**Task to carry out**
Read the material below. Count the lines containing "flat" and give that count alone.

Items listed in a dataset
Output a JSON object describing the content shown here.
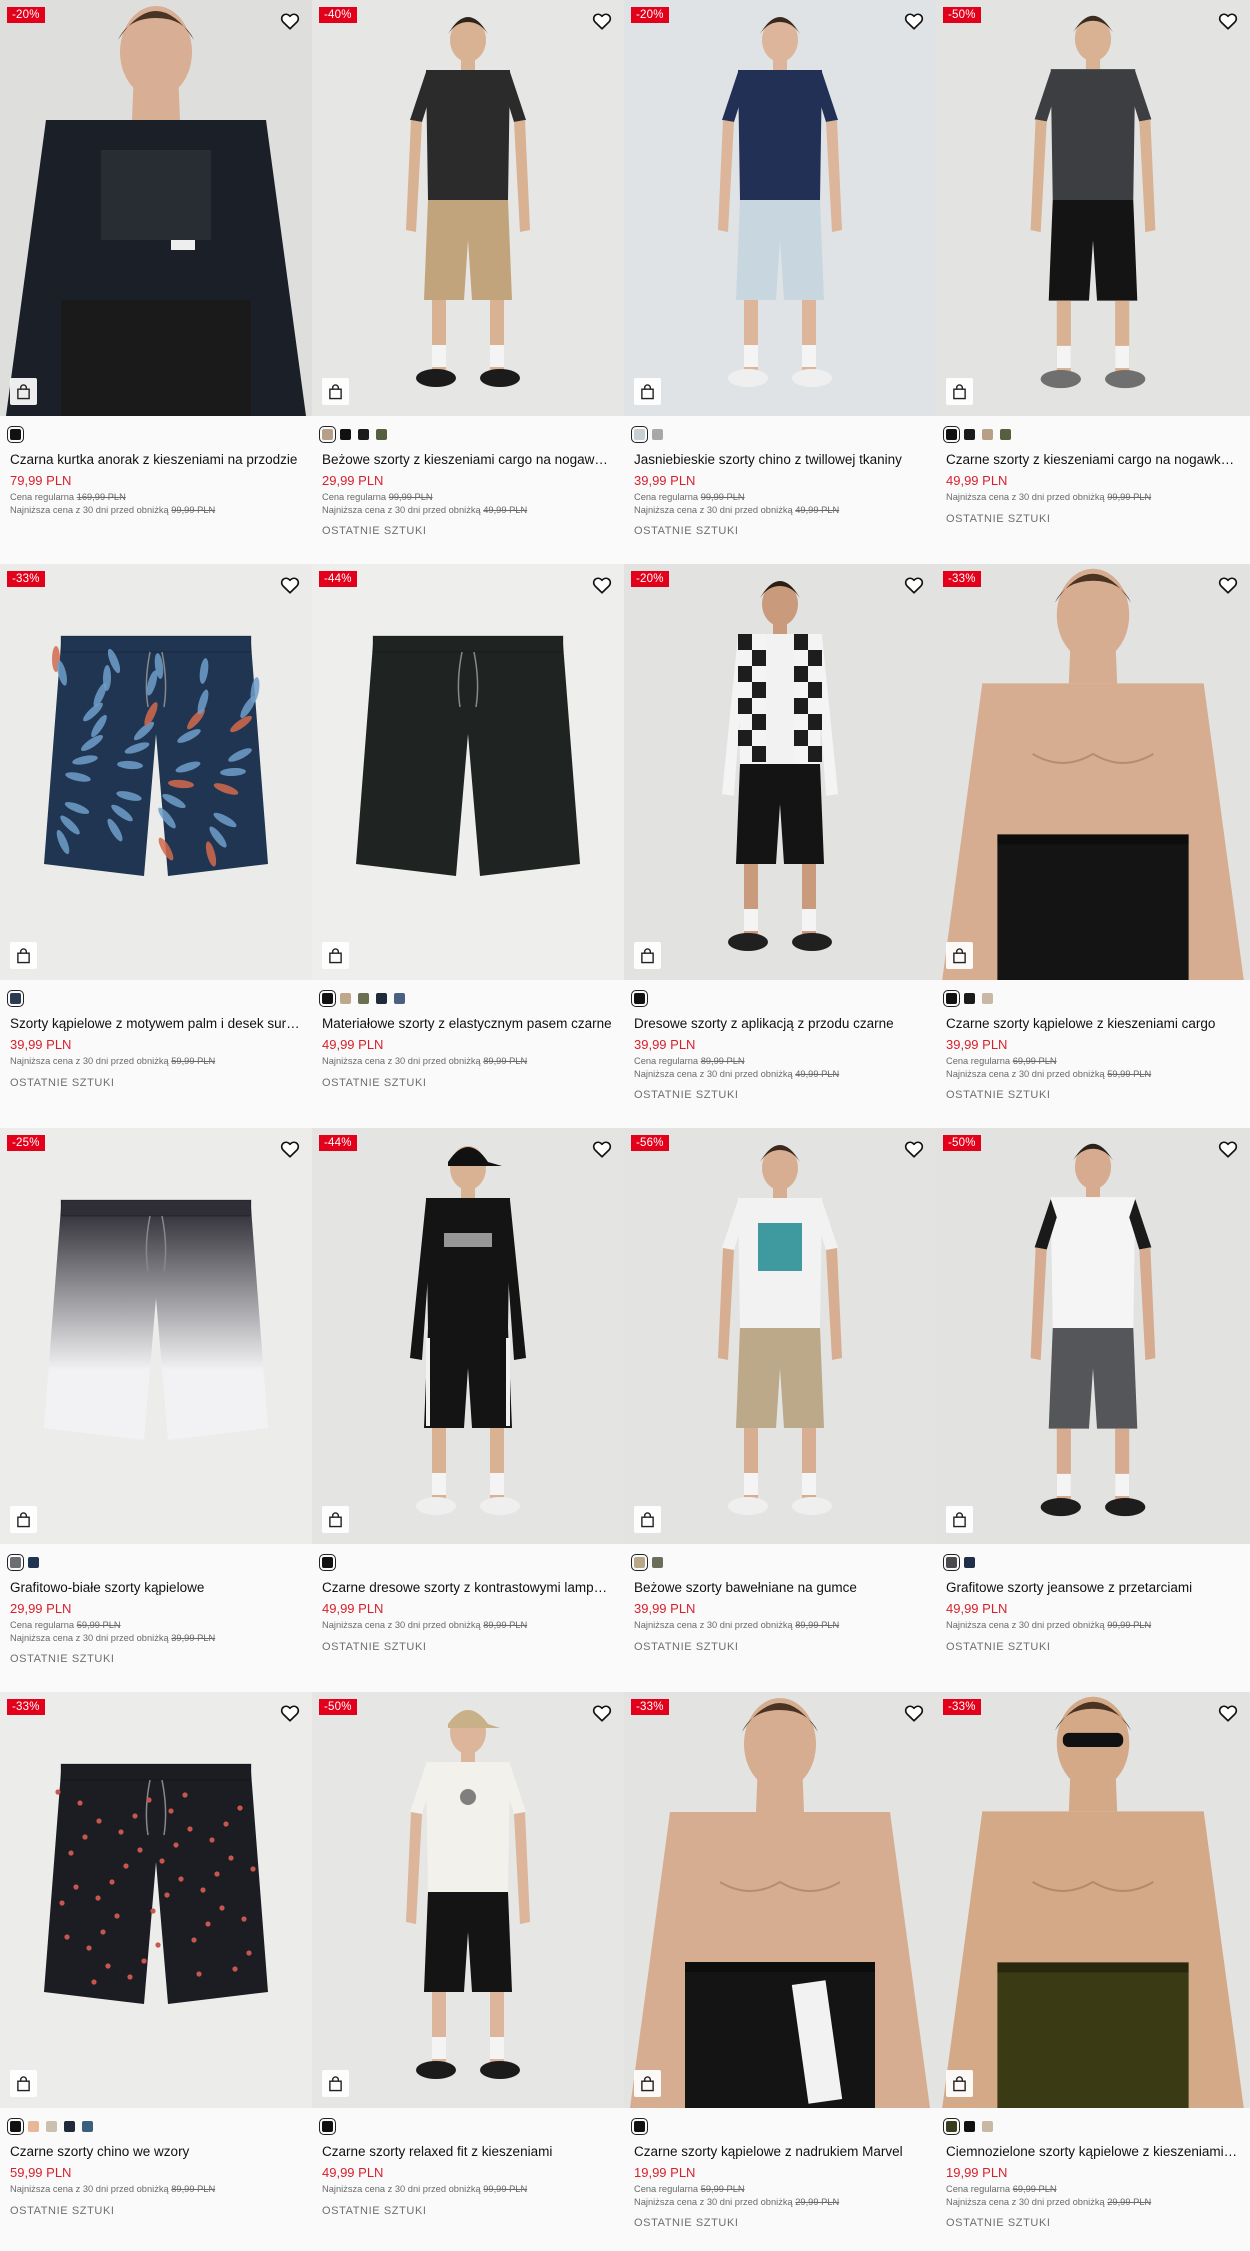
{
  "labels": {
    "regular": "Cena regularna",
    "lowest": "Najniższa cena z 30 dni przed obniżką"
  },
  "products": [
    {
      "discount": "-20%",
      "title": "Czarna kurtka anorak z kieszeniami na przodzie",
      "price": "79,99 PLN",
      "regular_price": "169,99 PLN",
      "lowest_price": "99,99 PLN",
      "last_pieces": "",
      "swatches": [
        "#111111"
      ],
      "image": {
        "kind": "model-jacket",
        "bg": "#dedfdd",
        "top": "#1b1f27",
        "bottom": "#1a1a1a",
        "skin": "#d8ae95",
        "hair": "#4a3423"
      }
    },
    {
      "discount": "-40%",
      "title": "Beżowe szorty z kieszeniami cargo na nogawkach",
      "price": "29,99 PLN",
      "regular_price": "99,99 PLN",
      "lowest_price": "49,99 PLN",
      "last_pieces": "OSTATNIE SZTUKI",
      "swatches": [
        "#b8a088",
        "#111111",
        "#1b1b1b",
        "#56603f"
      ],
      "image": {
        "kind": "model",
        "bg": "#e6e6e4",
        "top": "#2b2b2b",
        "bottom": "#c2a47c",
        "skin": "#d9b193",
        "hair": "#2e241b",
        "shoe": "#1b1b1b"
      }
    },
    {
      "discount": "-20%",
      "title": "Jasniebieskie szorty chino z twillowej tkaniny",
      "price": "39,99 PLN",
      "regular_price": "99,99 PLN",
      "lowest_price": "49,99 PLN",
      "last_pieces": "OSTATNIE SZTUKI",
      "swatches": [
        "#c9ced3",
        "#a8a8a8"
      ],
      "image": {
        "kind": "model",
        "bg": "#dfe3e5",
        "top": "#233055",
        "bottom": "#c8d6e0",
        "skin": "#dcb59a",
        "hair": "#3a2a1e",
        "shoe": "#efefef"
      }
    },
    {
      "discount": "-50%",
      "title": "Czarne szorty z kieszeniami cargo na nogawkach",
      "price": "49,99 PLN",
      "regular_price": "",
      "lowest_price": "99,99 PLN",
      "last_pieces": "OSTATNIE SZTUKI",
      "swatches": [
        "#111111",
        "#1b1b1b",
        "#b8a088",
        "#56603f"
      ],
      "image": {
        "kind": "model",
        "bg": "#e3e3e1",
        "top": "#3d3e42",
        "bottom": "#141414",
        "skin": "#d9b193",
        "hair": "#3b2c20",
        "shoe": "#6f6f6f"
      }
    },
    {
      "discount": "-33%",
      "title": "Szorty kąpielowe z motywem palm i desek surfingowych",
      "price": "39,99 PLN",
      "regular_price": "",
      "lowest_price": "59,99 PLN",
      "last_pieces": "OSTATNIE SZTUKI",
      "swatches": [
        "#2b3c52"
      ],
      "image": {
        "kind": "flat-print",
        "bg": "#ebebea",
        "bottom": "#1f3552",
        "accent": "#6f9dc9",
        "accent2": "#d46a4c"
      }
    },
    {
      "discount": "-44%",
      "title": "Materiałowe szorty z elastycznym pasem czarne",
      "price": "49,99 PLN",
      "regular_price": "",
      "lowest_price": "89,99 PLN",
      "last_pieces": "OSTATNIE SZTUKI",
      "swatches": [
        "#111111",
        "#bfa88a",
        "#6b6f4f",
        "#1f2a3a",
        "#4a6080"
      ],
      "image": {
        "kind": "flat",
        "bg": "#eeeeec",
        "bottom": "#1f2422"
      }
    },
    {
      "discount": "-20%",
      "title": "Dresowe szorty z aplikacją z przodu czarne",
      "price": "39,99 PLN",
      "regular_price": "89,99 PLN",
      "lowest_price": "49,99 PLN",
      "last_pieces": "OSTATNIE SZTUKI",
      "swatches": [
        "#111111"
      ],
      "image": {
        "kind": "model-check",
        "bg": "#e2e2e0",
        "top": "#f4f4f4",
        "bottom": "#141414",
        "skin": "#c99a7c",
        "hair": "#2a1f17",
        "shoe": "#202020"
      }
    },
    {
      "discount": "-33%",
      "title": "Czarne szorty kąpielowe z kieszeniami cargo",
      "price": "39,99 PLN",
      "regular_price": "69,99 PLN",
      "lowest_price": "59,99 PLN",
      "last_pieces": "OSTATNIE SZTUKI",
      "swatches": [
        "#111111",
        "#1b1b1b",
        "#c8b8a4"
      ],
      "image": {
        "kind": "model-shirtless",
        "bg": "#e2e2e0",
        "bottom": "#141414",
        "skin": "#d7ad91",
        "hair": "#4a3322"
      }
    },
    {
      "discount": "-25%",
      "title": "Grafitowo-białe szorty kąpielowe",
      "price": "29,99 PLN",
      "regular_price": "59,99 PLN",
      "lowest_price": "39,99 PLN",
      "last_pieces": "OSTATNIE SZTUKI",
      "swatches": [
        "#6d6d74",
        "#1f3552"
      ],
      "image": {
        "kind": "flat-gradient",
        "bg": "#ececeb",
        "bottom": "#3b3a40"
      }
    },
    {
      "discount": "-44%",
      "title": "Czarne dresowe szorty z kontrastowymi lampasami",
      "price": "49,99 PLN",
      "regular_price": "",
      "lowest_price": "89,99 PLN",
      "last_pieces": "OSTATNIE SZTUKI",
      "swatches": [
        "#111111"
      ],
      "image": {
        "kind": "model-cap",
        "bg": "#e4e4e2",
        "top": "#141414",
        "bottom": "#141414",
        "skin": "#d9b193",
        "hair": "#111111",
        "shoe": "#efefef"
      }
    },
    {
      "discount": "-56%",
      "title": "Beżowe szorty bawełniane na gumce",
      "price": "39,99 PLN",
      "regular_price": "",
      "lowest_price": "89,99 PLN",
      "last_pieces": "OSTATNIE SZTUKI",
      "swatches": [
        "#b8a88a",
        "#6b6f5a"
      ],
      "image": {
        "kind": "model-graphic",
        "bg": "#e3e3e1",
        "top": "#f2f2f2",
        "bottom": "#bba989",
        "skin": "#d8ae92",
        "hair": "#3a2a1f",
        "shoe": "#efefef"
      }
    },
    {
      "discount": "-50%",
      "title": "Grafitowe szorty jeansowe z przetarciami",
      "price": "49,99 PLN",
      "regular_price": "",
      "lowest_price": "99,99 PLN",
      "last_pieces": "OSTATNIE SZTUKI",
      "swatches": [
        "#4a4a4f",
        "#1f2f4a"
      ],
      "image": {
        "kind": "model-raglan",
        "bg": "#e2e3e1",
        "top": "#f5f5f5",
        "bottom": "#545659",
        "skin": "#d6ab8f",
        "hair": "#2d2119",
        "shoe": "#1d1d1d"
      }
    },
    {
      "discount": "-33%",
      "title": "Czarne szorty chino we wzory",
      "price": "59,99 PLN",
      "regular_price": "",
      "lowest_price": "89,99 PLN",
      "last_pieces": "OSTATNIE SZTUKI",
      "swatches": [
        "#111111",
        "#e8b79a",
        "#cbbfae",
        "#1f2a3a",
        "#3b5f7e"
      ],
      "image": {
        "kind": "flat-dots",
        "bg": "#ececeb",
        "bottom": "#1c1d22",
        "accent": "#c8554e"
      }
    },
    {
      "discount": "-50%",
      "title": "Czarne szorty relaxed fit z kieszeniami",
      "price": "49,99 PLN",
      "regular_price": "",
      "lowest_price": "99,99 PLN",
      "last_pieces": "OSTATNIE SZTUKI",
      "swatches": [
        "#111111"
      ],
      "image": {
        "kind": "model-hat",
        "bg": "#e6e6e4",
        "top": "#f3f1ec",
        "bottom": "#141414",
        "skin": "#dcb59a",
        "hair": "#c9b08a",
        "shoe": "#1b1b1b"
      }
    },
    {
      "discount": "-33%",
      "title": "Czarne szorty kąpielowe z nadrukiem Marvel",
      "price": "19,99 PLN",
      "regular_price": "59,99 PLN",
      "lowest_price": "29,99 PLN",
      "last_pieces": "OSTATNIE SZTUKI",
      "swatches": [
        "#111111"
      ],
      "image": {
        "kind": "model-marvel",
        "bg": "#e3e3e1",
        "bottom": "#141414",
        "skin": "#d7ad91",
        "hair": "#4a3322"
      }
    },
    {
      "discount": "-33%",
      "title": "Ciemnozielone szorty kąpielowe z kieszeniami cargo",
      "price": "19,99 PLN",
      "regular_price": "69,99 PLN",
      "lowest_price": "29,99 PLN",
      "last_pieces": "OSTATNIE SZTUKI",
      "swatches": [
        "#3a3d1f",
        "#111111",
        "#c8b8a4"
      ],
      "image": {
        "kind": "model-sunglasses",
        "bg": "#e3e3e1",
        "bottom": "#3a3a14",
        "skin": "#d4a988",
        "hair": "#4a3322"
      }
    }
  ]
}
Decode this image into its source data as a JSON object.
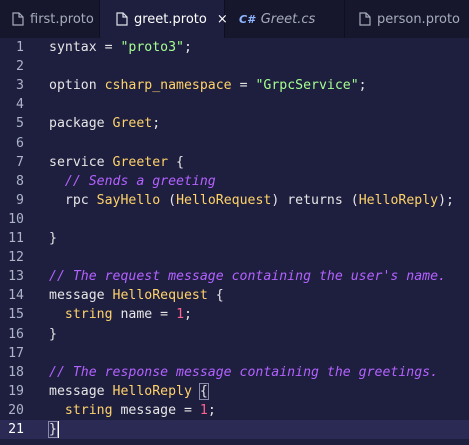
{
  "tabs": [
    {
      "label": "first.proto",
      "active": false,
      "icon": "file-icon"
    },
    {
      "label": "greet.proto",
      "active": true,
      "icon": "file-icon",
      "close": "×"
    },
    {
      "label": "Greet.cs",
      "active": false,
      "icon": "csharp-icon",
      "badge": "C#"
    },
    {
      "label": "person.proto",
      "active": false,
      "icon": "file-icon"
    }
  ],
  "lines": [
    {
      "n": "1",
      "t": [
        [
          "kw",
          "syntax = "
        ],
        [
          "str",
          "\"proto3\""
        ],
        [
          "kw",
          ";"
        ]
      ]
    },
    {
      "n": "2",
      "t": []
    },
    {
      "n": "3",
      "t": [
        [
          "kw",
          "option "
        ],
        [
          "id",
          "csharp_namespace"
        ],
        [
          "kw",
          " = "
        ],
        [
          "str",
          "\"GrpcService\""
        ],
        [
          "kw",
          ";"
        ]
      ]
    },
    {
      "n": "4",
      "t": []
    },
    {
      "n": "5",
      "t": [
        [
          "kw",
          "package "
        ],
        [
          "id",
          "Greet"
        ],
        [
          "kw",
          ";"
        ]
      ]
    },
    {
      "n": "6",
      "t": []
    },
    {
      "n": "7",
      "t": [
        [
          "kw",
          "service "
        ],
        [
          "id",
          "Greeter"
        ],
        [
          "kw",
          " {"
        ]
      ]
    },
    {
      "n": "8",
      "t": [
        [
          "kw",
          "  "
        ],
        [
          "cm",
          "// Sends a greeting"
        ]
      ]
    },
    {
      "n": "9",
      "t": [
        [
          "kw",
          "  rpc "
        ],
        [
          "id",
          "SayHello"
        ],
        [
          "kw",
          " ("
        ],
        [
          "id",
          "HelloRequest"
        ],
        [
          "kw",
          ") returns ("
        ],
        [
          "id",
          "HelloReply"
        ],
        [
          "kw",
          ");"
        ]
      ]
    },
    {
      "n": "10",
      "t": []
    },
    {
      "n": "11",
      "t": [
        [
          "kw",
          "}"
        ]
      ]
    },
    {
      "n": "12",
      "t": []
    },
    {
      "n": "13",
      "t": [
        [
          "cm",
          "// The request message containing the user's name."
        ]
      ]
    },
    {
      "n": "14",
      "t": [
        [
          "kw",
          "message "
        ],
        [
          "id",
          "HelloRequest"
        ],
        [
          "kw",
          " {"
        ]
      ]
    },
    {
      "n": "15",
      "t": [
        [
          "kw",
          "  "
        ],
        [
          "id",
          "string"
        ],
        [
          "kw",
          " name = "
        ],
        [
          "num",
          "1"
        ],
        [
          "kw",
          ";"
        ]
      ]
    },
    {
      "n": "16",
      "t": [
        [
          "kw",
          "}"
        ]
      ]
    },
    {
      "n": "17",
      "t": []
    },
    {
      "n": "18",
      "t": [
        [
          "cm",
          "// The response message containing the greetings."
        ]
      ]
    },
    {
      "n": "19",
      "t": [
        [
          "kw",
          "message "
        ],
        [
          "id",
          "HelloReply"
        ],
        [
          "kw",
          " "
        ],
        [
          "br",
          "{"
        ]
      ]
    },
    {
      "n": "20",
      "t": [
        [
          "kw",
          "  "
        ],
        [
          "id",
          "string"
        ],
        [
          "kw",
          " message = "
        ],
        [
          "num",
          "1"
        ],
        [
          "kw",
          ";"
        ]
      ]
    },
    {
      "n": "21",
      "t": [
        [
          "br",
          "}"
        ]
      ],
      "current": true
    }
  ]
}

**Written response**
4